Copy every record exactly, and keep the pictures out.

Data entries
* START *

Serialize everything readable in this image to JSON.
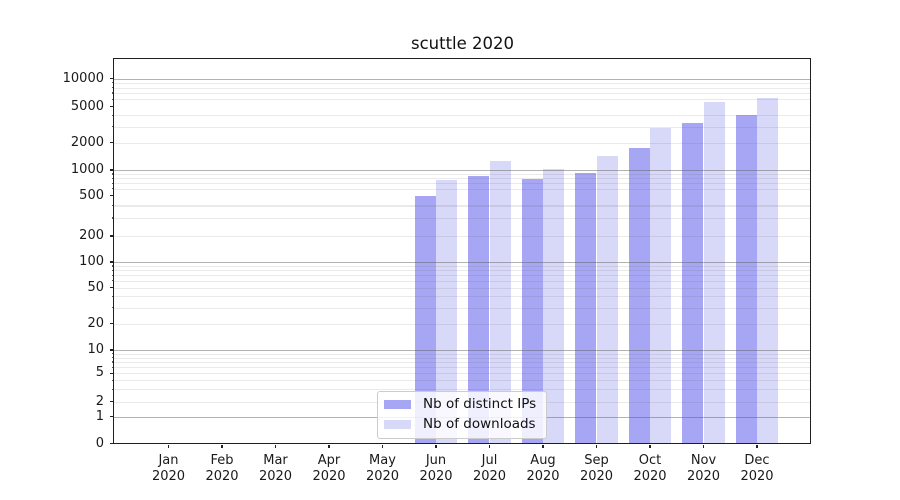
{
  "chart_data": {
    "type": "bar",
    "title": "scuttle 2020",
    "x_tick_months": [
      "Jan",
      "Feb",
      "Mar",
      "Apr",
      "May",
      "Jun",
      "Jul",
      "Aug",
      "Sep",
      "Oct",
      "Nov",
      "Dec"
    ],
    "x_tick_year": "2020",
    "y_axis": {
      "scale": "symlog",
      "tick_values": [
        0,
        1,
        2,
        5,
        10,
        20,
        50,
        100,
        200,
        500,
        1000,
        2000,
        5000,
        10000
      ],
      "major_gridline_values": [
        1,
        10,
        100,
        1000,
        10000
      ],
      "minor_gridline_values": [
        2,
        3,
        4,
        5,
        6,
        7,
        8,
        9,
        20,
        30,
        40,
        50,
        60,
        70,
        80,
        90,
        200,
        300,
        400,
        600,
        700,
        800,
        900,
        2000,
        3000,
        4000,
        6000,
        7000,
        8000,
        9000
      ],
      "range": [
        0,
        13000
      ]
    },
    "series": [
      {
        "name": "Nb of distinct IPs",
        "color": "#a6a6f4",
        "values": [
          null,
          null,
          null,
          null,
          null,
          490,
          860,
          780,
          930,
          1730,
          3250,
          4000
        ]
      },
      {
        "name": "Nb of downloads",
        "color": "#d8d8f8",
        "values": [
          null,
          null,
          null,
          null,
          null,
          760,
          1250,
          1030,
          1420,
          2870,
          5600,
          6200
        ]
      }
    ],
    "legend_position": "lower center"
  },
  "colors": {
    "background": "#ffffff",
    "axis_spine": "#1f1f1f",
    "grid": "#5f5f5f",
    "text": "#1a1a1a",
    "legend_border": "#cccccc"
  }
}
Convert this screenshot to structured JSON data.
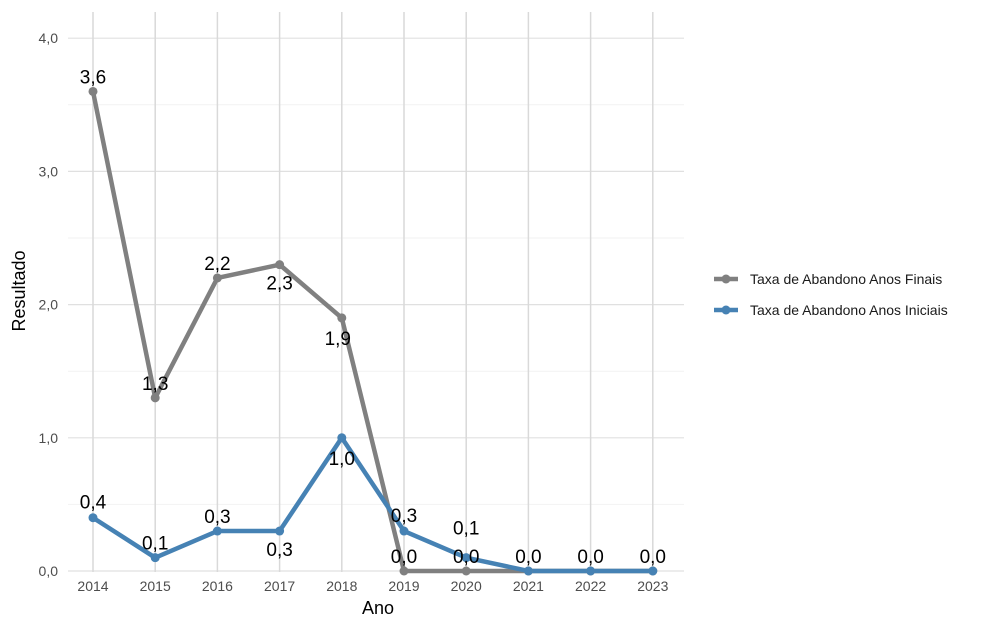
{
  "chart_data": {
    "type": "line",
    "title": "",
    "xlabel": "Ano",
    "ylabel": "Resultado",
    "x": [
      "2014",
      "2015",
      "2016",
      "2017",
      "2018",
      "2019",
      "2020",
      "2021",
      "2022",
      "2023"
    ],
    "ylim": [
      0,
      4.2
    ],
    "yticks": [
      "0,0",
      "1,0",
      "2,0",
      "3,0",
      "4,0"
    ],
    "grid": true,
    "legend_position": "right",
    "series": [
      {
        "name": "Taxa de Abandono Anos Finais",
        "color": "#808080",
        "values": [
          3.6,
          1.3,
          2.2,
          2.3,
          1.9,
          0.0,
          0.0,
          0.0,
          0.0,
          0.0
        ],
        "labels": [
          "3,6",
          "1,3",
          "2,2",
          "2,3",
          "1,9",
          "0,0",
          "0,0",
          "0,0",
          "0,0",
          "0,0"
        ]
      },
      {
        "name": "Taxa de Abandono Anos Iniciais",
        "color": "#4682B4",
        "values": [
          0.4,
          0.1,
          0.3,
          0.3,
          1.0,
          0.3,
          0.1,
          0.0,
          0.0,
          0.0
        ],
        "labels": [
          "0,4",
          "0,1",
          "0,3",
          "0,3",
          "1,0",
          "0,3",
          "0,1",
          "0,0",
          "0,0",
          "0,0"
        ]
      }
    ]
  }
}
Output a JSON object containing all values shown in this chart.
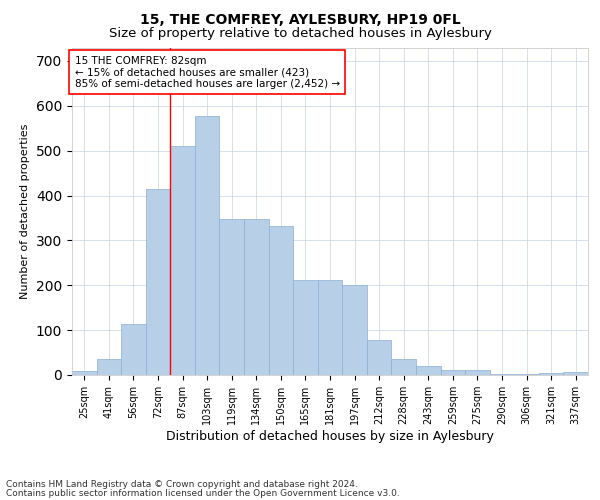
{
  "title1": "15, THE COMFREY, AYLESBURY, HP19 0FL",
  "title2": "Size of property relative to detached houses in Aylesbury",
  "xlabel": "Distribution of detached houses by size in Aylesbury",
  "ylabel": "Number of detached properties",
  "categories": [
    "25sqm",
    "41sqm",
    "56sqm",
    "72sqm",
    "87sqm",
    "103sqm",
    "119sqm",
    "134sqm",
    "150sqm",
    "165sqm",
    "181sqm",
    "197sqm",
    "212sqm",
    "228sqm",
    "243sqm",
    "259sqm",
    "275sqm",
    "290sqm",
    "306sqm",
    "321sqm",
    "337sqm"
  ],
  "values": [
    8,
    35,
    113,
    415,
    510,
    577,
    348,
    348,
    333,
    212,
    211,
    200,
    78,
    35,
    20,
    12,
    12,
    2,
    2,
    5,
    7
  ],
  "bar_color": "#b8cfe8",
  "bar_edge_color": "#8aafd4",
  "grid_color": "#d0daea",
  "vline_x_index": 4,
  "vline_color": "red",
  "annotation_text": "15 THE COMFREY: 82sqm\n← 15% of detached houses are smaller (423)\n85% of semi-detached houses are larger (2,452) →",
  "annotation_box_color": "white",
  "annotation_box_edgecolor": "red",
  "footer1": "Contains HM Land Registry data © Crown copyright and database right 2024.",
  "footer2": "Contains public sector information licensed under the Open Government Licence v3.0.",
  "ylim": [
    0,
    730
  ],
  "title1_fontsize": 10,
  "title2_fontsize": 9.5,
  "xlabel_fontsize": 9,
  "ylabel_fontsize": 8,
  "tick_fontsize": 7,
  "annotation_fontsize": 7.5,
  "footer_fontsize": 6.5
}
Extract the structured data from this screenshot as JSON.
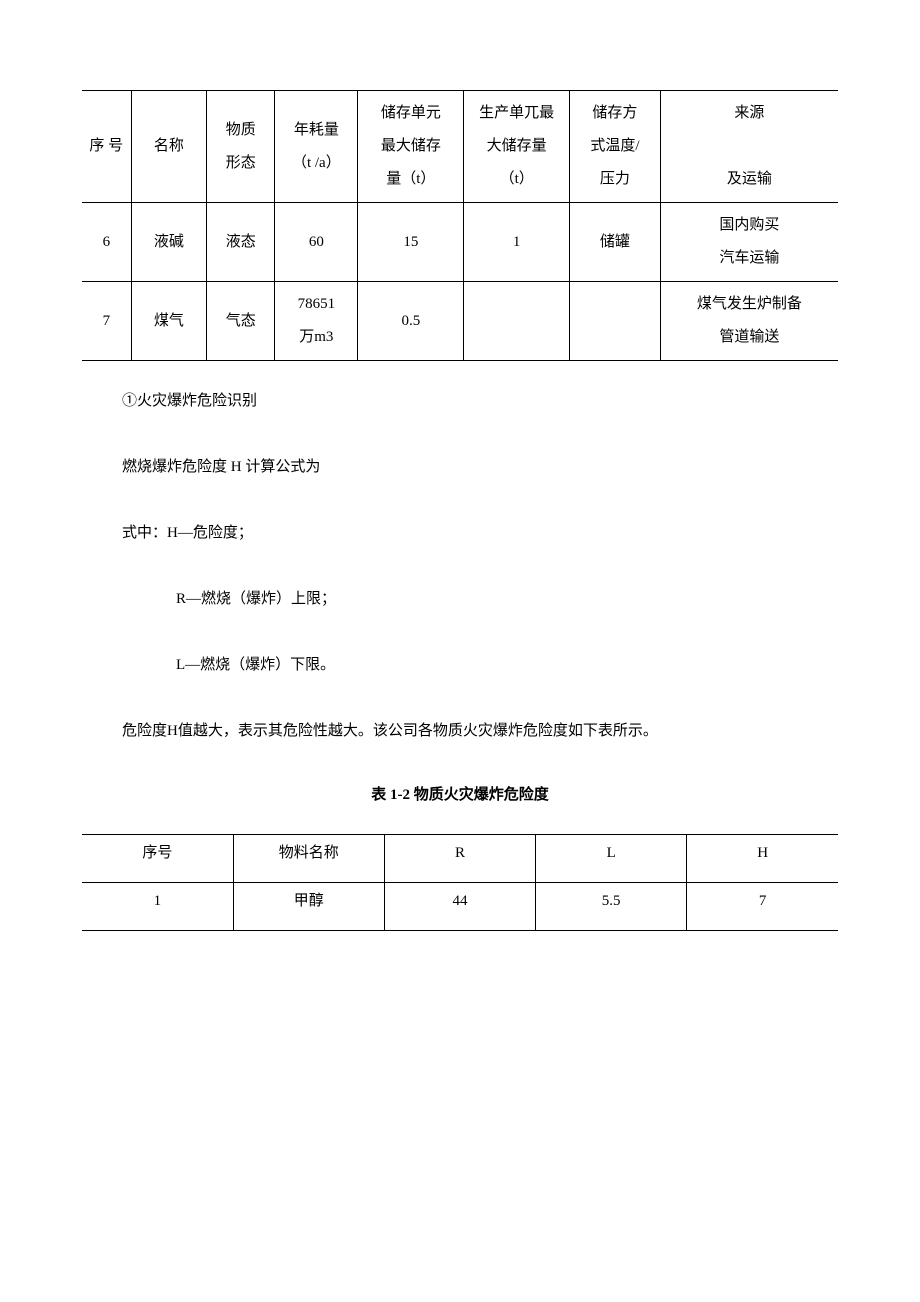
{
  "table1": {
    "headers": {
      "seq": "序\n号",
      "name": "名称",
      "form": "物质\n形态",
      "consumption": "年耗量\n（t /a）",
      "storage_unit": "储存单元\n最大储存\n量（t）",
      "prod_unit": "生产单兀最\n大储存量\n（t）",
      "method": "储存方\n式温度/\n压力",
      "source": "来源\n及运输"
    },
    "rows": [
      {
        "seq": "6",
        "name": "液碱",
        "form": "液态",
        "consumption": "60",
        "storage_unit": "15",
        "prod_unit": "1",
        "method": "储罐",
        "source_line1": "国内购买",
        "source_line2": "汽车运输"
      },
      {
        "seq": "7",
        "name": "煤气",
        "form": "气态",
        "consumption_line1": "78651",
        "consumption_line2": "万m3",
        "storage_unit": "0.5",
        "prod_unit": "",
        "method": "",
        "source_line1": "煤气发生炉制备",
        "source_line2": "管道输送"
      }
    ]
  },
  "text": {
    "line1": "①火灾爆炸危险识别",
    "line2": "燃烧爆炸危险度 H 计算公式为",
    "line3": "式中：H—危险度；",
    "line4": "R—燃烧（爆炸）上限；",
    "line5": "L—燃烧（爆炸）下限。",
    "line6": "危险度H值越大，表示其危险性越大。该公司各物质火灾爆炸危险度如下表所示。",
    "caption": "表 1-2 物质火灾爆炸危险度"
  },
  "table2": {
    "headers": {
      "seq": "序号",
      "name": "物料名称",
      "r": "R",
      "l": "L",
      "h": "H"
    },
    "rows": [
      {
        "seq": "1",
        "name": "甲醇",
        "r": "44",
        "l": "5.5",
        "h": "7"
      }
    ]
  }
}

* END *

-- ANSWER IN FULL --
Serialize everything readable in this image to JSON.
{
  "chart_data": {
    "type": "bar",
    "title": "scuttle 2020",
    "x_tick_months": [
      "Jan",
      "Feb",
      "Mar",
      "Apr",
      "May",
      "Jun",
      "Jul",
      "Aug",
      "Sep",
      "Oct",
      "Nov",
      "Dec"
    ],
    "x_tick_year": "2020",
    "y_axis": {
      "scale": "symlog",
      "tick_values": [
        0,
        1,
        2,
        5,
        10,
        20,
        50,
        100,
        200,
        500,
        1000,
        2000,
        5000,
        10000
      ],
      "major_gridline_values": [
        1,
        10,
        100,
        1000,
        10000
      ],
      "minor_gridline_values": [
        2,
        3,
        4,
        5,
        6,
        7,
        8,
        9,
        20,
        30,
        40,
        50,
        60,
        70,
        80,
        90,
        200,
        300,
        400,
        600,
        700,
        800,
        900,
        2000,
        3000,
        4000,
        6000,
        7000,
        8000,
        9000
      ],
      "range": [
        0,
        13000
      ]
    },
    "series": [
      {
        "name": "Nb of distinct IPs",
        "color": "#a6a6f4",
        "values": [
          null,
          null,
          null,
          null,
          null,
          490,
          860,
          780,
          930,
          1730,
          3250,
          4000
        ]
      },
      {
        "name": "Nb of downloads",
        "color": "#d8d8f8",
        "values": [
          null,
          null,
          null,
          null,
          null,
          760,
          1250,
          1030,
          1420,
          2870,
          5600,
          6200
        ]
      }
    ],
    "legend_position": "lower center"
  },
  "colors": {
    "background": "#ffffff",
    "axis_spine": "#1f1f1f",
    "grid": "#5f5f5f",
    "text": "#1a1a1a",
    "legend_border": "#cccccc"
  }
}
Convert this screenshot to structured JSON data.
{
  "chart_data": {
    "type": "line",
    "title": "",
    "xlabel": "Ano",
    "ylabel": "Resultado",
    "x": [
      "2014",
      "2015",
      "2016",
      "2017",
      "2018",
      "2019",
      "2020",
      "2021",
      "2022",
      "2023"
    ],
    "ylim": [
      0,
      4.2
    ],
    "yticks": [
      "0,0",
      "1,0",
      "2,0",
      "3,0",
      "4,0"
    ],
    "grid": true,
    "legend_position": "right",
    "series": [
      {
        "name": "Taxa de Abandono Anos Finais",
        "color": "#808080",
        "values": [
          3.6,
          1.3,
          2.2,
          2.3,
          1.9,
          0.0,
          0.0,
          0.0,
          0.0,
          0.0
        ],
        "labels": [
          "3,6",
          "1,3",
          "2,2",
          "2,3",
          "1,9",
          "0,0",
          "0,0",
          "0,0",
          "0,0",
          "0,0"
        ]
      },
      {
        "name": "Taxa de Abandono Anos Iniciais",
        "color": "#4682B4",
        "values": [
          0.4,
          0.1,
          0.3,
          0.3,
          1.0,
          0.3,
          0.1,
          0.0,
          0.0,
          0.0
        ],
        "labels": [
          "0,4",
          "0,1",
          "0,3",
          "0,3",
          "1,0",
          "0,3",
          "0,1",
          "0,0",
          "0,0",
          "0,0"
        ]
      }
    ]
  }
}
Output a JSON object containing all values shown in this chart.
{
  "title1": "15, THE COMFREY, AYLESBURY, HP19 0FL",
  "title2": "Size of property relative to detached houses in Aylesbury",
  "xlabel": "Distribution of detached houses by size in Aylesbury",
  "ylabel": "Number of detached properties",
  "categories": [
    "25sqm",
    "41sqm",
    "56sqm",
    "72sqm",
    "87sqm",
    "103sqm",
    "119sqm",
    "134sqm",
    "150sqm",
    "165sqm",
    "181sqm",
    "197sqm",
    "212sqm",
    "228sqm",
    "243sqm",
    "259sqm",
    "275sqm",
    "290sqm",
    "306sqm",
    "321sqm",
    "337sqm"
  ],
  "values": [
    8,
    35,
    113,
    415,
    510,
    577,
    348,
    348,
    333,
    212,
    211,
    200,
    78,
    35,
    20,
    12,
    12,
    2,
    2,
    5,
    7
  ],
  "bar_color": "#b8cfe8",
  "bar_edge_color": "#8aafd4",
  "grid_color": "#d0daea",
  "vline_x_index": 4,
  "vline_color": "red",
  "annotation_text": "15 THE COMFREY: 82sqm\n← 15% of detached houses are smaller (423)\n85% of semi-detached houses are larger (2,452) →",
  "annotation_box_color": "white",
  "annotation_box_edgecolor": "red",
  "footer1": "Contains HM Land Registry data © Crown copyright and database right 2024.",
  "footer2": "Contains public sector information licensed under the Open Government Licence v3.0.",
  "ylim": [
    0,
    730
  ],
  "title1_fontsize": 10,
  "title2_fontsize": 9.5,
  "xlabel_fontsize": 9,
  "ylabel_fontsize": 8,
  "tick_fontsize": 7,
  "annotation_fontsize": 7.5,
  "footer_fontsize": 6.5
}
Extract the structured data from this screenshot as JSON.
{
  "table1": {
    "headers": {
      "seq": "序\n号",
      "name": "名称",
      "form": "物质\n形态",
      "consumption": "年耗量\n（t /a）",
      "storage_unit": "储存单元\n最大储存\n量（t）",
      "prod_unit": "生产单兀最\n大储存量\n（t）",
      "method": "储存方\n式温度/\n压力",
      "source": "来源\n及运输"
    },
    "rows": [
      {
        "seq": "6",
        "name": "液碱",
        "form": "液态",
        "consumption": "60",
        "storage_unit": "15",
        "prod_unit": "1",
        "method": "储罐",
        "source_line1": "国内购买",
        "source_line2": "汽车运输"
      },
      {
        "seq": "7",
        "name": "煤气",
        "form": "气态",
        "consumption_line1": "78651",
        "consumption_line2": "万m3",
        "storage_unit": "0.5",
        "prod_unit": "",
        "method": "",
        "source_line1": "煤气发生炉制备",
        "source_line2": "管道输送"
      }
    ]
  },
  "text": {
    "line1": "①火灾爆炸危险识别",
    "line2": "燃烧爆炸危险度 H 计算公式为",
    "line3": "式中：H—危险度；",
    "line4": "R—燃烧（爆炸）上限；",
    "line5": "L—燃烧（爆炸）下限。",
    "line6": "危险度H值越大，表示其危险性越大。该公司各物质火灾爆炸危险度如下表所示。",
    "caption": "表 1-2 物质火灾爆炸危险度"
  },
  "table2": {
    "headers": {
      "seq": "序号",
      "name": "物料名称",
      "r": "R",
      "l": "L",
      "h": "H"
    },
    "rows": [
      {
        "seq": "1",
        "name": "甲醇",
        "r": "44",
        "l": "5.5",
        "h": "7"
      }
    ]
  }
}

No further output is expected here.